Give every line back verbatim, dropping all images.

[Excerpt from a dataset]
__________________________________________________

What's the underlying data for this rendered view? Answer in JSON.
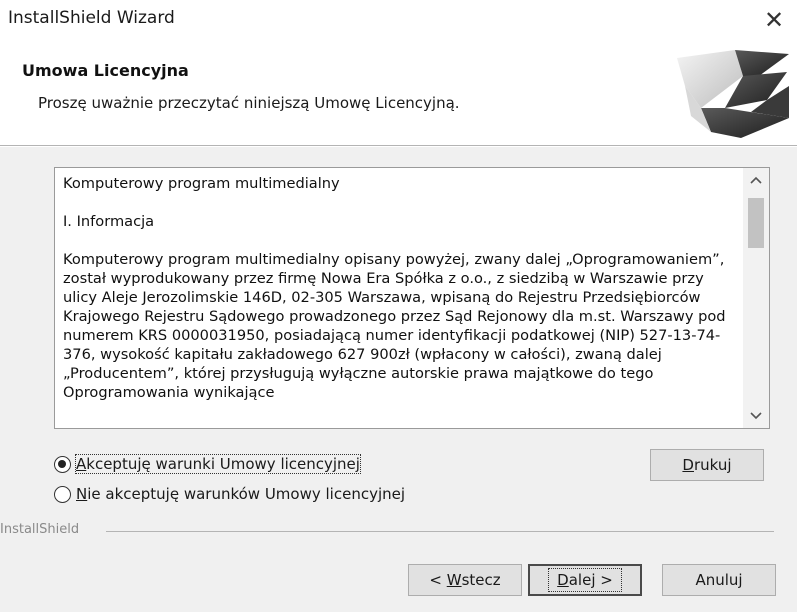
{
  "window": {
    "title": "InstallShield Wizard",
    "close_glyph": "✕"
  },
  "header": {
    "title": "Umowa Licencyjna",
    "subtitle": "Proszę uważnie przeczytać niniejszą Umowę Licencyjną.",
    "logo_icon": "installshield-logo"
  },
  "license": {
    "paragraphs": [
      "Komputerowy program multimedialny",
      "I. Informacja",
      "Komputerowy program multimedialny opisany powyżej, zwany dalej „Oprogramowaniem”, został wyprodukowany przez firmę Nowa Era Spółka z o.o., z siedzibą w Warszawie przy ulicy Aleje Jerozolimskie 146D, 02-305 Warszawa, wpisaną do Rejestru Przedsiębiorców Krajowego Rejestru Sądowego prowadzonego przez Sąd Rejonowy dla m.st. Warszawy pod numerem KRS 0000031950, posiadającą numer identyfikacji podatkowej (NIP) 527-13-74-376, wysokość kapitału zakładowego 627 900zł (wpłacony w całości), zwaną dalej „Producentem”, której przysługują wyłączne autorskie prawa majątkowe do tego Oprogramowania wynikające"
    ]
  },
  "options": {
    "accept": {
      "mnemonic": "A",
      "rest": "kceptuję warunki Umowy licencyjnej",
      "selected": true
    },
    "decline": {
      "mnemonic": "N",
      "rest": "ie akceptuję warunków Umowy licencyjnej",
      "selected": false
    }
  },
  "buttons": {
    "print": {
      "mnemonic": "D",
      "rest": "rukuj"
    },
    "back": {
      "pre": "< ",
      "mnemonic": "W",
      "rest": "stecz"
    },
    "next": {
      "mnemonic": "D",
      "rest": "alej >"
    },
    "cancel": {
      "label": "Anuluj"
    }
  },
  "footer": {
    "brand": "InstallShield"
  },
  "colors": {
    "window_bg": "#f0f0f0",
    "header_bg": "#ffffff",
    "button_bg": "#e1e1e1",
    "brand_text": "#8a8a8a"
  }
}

__________________________________________________

The response:
What's the underlying data for this rendered view? Answer in JSON.
{
  "window": {
    "title": "InstallShield Wizard",
    "close_glyph": "✕"
  },
  "header": {
    "title": "Umowa Licencyjna",
    "subtitle": "Proszę uważnie przeczytać niniejszą Umowę Licencyjną.",
    "logo_icon": "installshield-logo"
  },
  "license": {
    "paragraphs": [
      "Komputerowy program multimedialny",
      "I. Informacja",
      "Komputerowy program multimedialny opisany powyżej, zwany dalej „Oprogramowaniem”, został wyprodukowany przez firmę Nowa Era Spółka z o.o., z siedzibą w Warszawie przy ulicy Aleje Jerozolimskie 146D, 02-305 Warszawa, wpisaną do Rejestru Przedsiębiorców Krajowego Rejestru Sądowego prowadzonego przez Sąd Rejonowy dla m.st. Warszawy pod numerem KRS 0000031950, posiadającą numer identyfikacji podatkowej (NIP) 527-13-74-376, wysokość kapitału zakładowego 627 900zł (wpłacony w całości), zwaną dalej „Producentem”, której przysługują wyłączne autorskie prawa majątkowe do tego Oprogramowania wynikające"
    ]
  },
  "options": {
    "accept": {
      "mnemonic": "A",
      "rest": "kceptuję warunki Umowy licencyjnej",
      "selected": true
    },
    "decline": {
      "mnemonic": "N",
      "rest": "ie akceptuję warunków Umowy licencyjnej",
      "selected": false
    }
  },
  "buttons": {
    "print": {
      "mnemonic": "D",
      "rest": "rukuj"
    },
    "back": {
      "pre": "< ",
      "mnemonic": "W",
      "rest": "stecz"
    },
    "next": {
      "mnemonic": "D",
      "rest": "alej >"
    },
    "cancel": {
      "label": "Anuluj"
    }
  },
  "footer": {
    "brand": "InstallShield"
  },
  "colors": {
    "window_bg": "#f0f0f0",
    "header_bg": "#ffffff",
    "button_bg": "#e1e1e1",
    "brand_text": "#8a8a8a"
  }
}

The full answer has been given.